> Written exercise
Write out the whole listing again, exactly as given.

── Stored rows

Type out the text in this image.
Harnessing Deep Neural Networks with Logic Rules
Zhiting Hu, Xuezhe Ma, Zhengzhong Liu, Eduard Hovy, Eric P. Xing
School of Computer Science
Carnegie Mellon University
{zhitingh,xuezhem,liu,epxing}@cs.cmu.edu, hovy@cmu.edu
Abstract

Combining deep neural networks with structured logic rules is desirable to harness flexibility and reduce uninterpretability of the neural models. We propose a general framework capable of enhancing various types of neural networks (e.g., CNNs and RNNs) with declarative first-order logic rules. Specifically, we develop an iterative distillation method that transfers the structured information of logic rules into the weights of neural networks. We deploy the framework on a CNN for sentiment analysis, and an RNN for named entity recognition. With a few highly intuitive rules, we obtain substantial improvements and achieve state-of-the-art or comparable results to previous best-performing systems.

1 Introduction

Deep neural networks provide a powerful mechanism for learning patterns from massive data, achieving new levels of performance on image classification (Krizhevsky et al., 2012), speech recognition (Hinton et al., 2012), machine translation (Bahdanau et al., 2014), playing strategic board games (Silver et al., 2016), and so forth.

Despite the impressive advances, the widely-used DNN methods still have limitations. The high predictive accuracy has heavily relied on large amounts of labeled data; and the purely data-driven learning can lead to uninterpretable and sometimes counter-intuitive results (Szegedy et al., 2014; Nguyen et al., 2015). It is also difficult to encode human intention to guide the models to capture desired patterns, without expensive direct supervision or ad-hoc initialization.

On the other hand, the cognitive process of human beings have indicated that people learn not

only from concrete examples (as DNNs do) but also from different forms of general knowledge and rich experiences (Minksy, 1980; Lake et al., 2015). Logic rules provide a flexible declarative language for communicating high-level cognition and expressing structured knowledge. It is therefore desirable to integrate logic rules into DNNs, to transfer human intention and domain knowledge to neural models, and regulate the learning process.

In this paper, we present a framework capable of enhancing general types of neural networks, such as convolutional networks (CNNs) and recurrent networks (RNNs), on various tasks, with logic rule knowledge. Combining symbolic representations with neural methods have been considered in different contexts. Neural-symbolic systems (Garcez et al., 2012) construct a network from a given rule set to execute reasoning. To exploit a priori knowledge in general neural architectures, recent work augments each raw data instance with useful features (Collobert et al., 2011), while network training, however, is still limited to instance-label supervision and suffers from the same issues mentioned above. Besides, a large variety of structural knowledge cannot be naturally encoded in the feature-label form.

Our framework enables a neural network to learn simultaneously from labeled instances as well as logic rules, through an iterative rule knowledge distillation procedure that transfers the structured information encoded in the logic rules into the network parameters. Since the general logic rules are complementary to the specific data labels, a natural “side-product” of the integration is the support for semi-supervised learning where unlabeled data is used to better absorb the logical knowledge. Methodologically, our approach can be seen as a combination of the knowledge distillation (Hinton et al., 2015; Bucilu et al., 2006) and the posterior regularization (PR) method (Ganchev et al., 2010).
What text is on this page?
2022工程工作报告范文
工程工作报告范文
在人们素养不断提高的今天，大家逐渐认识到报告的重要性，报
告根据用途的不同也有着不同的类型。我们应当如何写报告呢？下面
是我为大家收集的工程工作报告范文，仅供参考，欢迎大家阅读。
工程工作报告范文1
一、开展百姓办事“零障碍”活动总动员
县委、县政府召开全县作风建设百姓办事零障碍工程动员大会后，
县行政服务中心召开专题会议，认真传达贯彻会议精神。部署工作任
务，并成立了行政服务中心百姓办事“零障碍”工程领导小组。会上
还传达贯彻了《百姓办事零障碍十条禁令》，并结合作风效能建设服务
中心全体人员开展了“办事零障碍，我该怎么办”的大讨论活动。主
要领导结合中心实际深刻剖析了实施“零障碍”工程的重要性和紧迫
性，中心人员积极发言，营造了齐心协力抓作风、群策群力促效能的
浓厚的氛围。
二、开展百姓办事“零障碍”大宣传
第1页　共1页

────

> Task answer
Type out the text in this image.
Harnessing Deep Neural Networks with Logic Rules
Zhiting Hu, Xuezhe Ma, Zhengzhong Liu, Eduard Hovy, Eric P. Xing
School of Computer Science
Carnegie Mellon University
{zhitingh,xuezhem,liu,epxing}@cs.cmu.edu, hovy@cmu.edu
Abstract

Combining deep neural networks with structured logic rules is desirable to harness flexibility and reduce uninterpretability of the neural models. We propose a general framework capable of enhancing various types of neural networks (e.g., CNNs and RNNs) with declarative first-order logic rules. Specifically, we develop an iterative distillation method that transfers the structured information of logic rules into the weights of neural networks. We deploy the framework on a CNN for sentiment analysis, and an RNN for named entity recognition. With a few highly intuitive rules, we obtain substantial improvements and achieve state-of-the-art or comparable results to previous best-performing systems.

1 Introduction

Deep neural networks provide a powerful mechanism for learning patterns from massive data, achieving new levels of performance on image classification (Krizhevsky et al., 2012), speech recognition (Hinton et al., 2012), machine translation (Bahdanau et al., 2014), playing strategic board games (Silver et al., 2016), and so forth.

Despite the impressive advances, the widely-used DNN methods still have limitations. The high predictive accuracy has heavily relied on large amounts of labeled data; and the purely data-driven learning can lead to uninterpretable and sometimes counter-intuitive results (Szegedy et al., 2014; Nguyen et al., 2015). It is also difficult to encode human intention to guide the models to capture desired patterns, without expensive direct supervision or ad-hoc initialization.

On the other hand, the cognitive process of human beings have indicated that people learn not

only from concrete examples (as DNNs do) but also from different forms of general knowledge and rich experiences (Minksy, 1980; Lake et al., 2015). Logic rules provide a flexible declarative language for communicating high-level cognition and expressing structured knowledge. It is therefore desirable to integrate logic rules into DNNs, to transfer human intention and domain knowledge to neural models, and regulate the learning process.

In this paper, we present a framework capable of enhancing general types of neural networks, such as convolutional networks (CNNs) and recurrent networks (RNNs), on various tasks, with logic rule knowledge. Combining symbolic representations with neural methods have been considered in different contexts. Neural-symbolic systems (Garcez et al., 2012) construct a network from a given rule set to execute reasoning. To exploit a priori knowledge in general neural architectures, recent work augments each raw data instance with useful features (Collobert et al., 2011), while network training, however, is still limited to instance-label supervision and suffers from the same issues mentioned above. Besides, a large variety of structural knowledge cannot be naturally encoded in the feature-label form.

Our framework enables a neural network to learn simultaneously from labeled instances as well as logic rules, through an iterative rule knowledge distillation procedure that transfers the structured information encoded in the logic rules into the network parameters. Since the general logic rules are complementary to the specific data labels, a natural “side-product” of the integration is the support for semi-supervised learning where unlabeled data is used to better absorb the logical knowledge. Methodologically, our approach can be seen as a combination of the knowledge distillation (Hinton et al., 2015; Bucilu et al., 2006) and the posterior regularization (PR) method (Ganchev et al., 2010).
What text is on this page?
2022工程工作报告范文
工程工作报告范文
在人们素养不断提高的今天，大家逐渐认识到报告的重要性，报
告根据用途的不同也有着不同的类型。我们应当如何写报告呢？下面
是我为大家收集的工程工作报告范文，仅供参考，欢迎大家阅读。
工程工作报告范文1
一、开展百姓办事“零障碍”活动总动员
县委、县政府召开全县作风建设百姓办事零障碍工程动员大会后，
县行政服务中心召开专题会议，认真传达贯彻会议精神。部署工作任
务，并成立了行政服务中心百姓办事“零障碍”工程领导小组。会上
还传达贯彻了《百姓办事零障碍十条禁令》，并结合作风效能建设服务
中心全体人员开展了“办事零障碍，我该怎么办”的大讨论活动。主
要领导结合中心实际深刻剖析了实施“零障碍”工程的重要性和紧迫
性，中心人员积极发言，营造了齐心协力抓作风、群策群力促效能的
浓厚的氛围。
二、开展百姓办事“零障碍”大宣传
第1页　共1页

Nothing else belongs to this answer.